Short problem:
Filter the lines below, copying only those with the string "description".

Material to process:
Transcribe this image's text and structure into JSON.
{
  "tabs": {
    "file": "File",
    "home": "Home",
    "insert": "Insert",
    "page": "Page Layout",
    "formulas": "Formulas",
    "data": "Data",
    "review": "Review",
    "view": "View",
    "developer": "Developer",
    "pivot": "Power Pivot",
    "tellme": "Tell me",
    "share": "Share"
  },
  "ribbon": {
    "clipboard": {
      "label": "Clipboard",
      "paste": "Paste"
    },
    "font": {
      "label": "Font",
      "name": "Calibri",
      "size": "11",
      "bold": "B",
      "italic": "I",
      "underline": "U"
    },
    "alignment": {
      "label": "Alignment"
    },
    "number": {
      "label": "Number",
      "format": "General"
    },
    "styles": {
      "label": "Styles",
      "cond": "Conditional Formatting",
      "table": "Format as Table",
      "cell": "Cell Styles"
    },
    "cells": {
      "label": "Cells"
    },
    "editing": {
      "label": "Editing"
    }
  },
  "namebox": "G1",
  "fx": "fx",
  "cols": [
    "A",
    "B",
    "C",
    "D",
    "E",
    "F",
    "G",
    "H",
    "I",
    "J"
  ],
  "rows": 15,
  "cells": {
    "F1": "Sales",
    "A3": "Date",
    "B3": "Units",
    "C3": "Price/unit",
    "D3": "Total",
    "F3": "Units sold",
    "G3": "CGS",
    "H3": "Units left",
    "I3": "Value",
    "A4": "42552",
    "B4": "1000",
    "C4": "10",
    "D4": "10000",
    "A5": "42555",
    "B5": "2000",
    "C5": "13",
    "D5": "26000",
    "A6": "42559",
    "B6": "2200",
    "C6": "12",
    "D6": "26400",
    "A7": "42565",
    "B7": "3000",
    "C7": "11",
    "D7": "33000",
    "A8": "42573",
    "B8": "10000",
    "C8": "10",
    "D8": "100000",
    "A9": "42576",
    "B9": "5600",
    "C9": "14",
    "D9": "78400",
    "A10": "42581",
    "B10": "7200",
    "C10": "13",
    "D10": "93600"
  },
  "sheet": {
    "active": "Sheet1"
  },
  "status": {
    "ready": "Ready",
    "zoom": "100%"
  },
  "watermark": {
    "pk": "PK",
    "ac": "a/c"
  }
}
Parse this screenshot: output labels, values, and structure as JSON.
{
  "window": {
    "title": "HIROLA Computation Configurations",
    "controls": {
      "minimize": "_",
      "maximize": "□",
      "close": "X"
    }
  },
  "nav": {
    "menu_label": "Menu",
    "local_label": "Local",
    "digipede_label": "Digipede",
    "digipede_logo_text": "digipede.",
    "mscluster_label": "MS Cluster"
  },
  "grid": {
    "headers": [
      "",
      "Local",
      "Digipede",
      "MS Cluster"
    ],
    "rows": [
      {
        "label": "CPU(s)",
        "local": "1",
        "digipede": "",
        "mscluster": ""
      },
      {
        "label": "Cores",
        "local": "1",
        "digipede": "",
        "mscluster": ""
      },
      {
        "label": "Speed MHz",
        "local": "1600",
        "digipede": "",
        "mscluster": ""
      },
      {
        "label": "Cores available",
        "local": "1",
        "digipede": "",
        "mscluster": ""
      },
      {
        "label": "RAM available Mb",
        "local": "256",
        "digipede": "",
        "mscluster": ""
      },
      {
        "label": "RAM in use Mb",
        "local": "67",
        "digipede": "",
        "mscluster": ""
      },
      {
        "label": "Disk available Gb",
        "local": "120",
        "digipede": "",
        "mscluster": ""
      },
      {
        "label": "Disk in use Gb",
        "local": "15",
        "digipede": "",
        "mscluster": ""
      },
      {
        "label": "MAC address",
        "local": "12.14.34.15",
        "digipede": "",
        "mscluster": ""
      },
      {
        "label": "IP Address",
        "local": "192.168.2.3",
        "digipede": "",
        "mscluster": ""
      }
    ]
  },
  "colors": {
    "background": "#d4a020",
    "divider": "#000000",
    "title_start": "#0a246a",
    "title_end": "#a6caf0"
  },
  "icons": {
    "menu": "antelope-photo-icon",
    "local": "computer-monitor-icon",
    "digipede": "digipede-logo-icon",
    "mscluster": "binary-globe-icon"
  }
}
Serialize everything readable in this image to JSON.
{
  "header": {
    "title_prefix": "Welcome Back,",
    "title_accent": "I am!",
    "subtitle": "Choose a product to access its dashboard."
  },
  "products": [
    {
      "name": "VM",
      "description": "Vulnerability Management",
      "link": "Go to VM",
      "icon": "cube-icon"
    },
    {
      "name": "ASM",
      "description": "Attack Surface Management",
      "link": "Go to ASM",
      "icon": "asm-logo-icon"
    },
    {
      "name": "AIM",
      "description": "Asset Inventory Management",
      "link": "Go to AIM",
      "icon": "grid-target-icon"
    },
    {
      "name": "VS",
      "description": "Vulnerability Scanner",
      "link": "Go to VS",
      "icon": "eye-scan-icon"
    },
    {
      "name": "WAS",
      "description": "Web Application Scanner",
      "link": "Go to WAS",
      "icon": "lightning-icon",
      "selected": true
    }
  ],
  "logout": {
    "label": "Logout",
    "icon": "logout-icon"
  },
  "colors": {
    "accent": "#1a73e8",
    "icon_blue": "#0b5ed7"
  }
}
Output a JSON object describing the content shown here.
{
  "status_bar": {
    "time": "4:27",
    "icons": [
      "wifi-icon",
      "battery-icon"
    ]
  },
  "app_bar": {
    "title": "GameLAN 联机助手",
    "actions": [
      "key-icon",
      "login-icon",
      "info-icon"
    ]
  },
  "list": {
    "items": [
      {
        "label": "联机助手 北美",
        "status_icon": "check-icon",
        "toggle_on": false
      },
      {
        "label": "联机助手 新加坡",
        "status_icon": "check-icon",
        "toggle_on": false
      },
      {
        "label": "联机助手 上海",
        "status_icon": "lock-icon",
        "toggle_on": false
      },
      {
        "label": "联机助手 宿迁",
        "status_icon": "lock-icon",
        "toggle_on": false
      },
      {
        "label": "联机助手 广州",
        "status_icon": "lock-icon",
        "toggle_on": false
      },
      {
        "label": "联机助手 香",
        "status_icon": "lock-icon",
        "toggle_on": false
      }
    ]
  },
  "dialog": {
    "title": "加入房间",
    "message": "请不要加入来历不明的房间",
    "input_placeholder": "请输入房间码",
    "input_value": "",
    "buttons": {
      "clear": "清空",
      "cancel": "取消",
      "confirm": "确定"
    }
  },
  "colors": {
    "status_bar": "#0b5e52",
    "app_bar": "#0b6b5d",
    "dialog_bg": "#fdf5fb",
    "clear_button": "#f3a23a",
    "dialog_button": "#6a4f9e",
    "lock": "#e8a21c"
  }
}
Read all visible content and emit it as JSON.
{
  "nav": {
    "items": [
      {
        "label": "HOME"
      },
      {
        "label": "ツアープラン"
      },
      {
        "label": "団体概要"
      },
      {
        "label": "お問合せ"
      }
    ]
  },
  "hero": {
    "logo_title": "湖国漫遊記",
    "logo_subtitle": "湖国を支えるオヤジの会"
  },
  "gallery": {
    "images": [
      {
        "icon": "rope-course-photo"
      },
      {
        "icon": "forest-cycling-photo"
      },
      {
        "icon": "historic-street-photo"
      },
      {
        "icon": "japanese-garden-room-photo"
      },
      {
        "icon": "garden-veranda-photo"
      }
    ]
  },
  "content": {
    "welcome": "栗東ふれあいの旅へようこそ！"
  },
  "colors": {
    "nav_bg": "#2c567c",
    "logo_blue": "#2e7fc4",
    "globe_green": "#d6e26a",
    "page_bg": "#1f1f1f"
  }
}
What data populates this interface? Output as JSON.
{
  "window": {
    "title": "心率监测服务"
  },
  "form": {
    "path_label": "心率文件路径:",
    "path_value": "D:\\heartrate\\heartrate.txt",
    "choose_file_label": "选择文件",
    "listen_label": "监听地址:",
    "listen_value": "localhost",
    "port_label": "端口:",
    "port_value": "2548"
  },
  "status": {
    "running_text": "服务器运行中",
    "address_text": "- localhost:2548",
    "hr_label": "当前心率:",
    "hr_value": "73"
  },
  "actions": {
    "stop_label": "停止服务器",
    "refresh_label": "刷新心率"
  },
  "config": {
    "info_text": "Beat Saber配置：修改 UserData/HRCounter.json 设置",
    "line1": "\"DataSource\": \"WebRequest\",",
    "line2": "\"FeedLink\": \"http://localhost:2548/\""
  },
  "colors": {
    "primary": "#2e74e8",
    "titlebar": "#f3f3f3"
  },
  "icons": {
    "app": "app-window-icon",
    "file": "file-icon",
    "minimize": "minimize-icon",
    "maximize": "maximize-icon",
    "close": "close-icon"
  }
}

Completed exercise:
      "description": "Vulnerability Management",
      "description": "Attack Surface Management",
      "description": "Asset Inventory Management",
      "description": "Vulnerability Scanner",
      "description": "Web Application Scanner",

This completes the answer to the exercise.